- _LISTING_

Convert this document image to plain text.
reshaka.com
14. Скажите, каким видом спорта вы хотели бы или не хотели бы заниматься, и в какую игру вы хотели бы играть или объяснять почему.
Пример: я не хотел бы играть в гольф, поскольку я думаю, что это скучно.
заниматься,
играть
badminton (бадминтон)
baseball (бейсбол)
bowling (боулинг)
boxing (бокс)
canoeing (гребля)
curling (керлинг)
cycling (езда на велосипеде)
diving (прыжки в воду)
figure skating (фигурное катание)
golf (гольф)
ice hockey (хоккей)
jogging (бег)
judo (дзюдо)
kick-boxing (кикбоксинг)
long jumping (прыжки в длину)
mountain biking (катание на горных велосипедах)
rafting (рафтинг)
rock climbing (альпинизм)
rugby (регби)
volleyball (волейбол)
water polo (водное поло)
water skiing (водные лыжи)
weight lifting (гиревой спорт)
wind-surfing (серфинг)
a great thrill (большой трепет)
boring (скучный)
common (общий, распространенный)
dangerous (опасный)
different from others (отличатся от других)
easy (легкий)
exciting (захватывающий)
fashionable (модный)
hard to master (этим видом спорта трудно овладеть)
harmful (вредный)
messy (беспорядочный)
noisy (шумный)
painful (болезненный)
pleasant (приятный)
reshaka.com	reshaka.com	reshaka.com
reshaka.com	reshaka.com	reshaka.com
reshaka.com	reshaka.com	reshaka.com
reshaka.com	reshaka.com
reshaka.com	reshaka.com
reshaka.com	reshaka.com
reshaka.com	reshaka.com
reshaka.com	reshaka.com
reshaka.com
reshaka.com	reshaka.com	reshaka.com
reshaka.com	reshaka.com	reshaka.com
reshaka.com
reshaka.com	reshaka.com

- _WRITTEN TASK_
Whenever "прыжки" turns up in a line, pick that line out.

- _CORRECT ANSWER_
diving (прыжки в воду)
long jumping (прыжки в длину)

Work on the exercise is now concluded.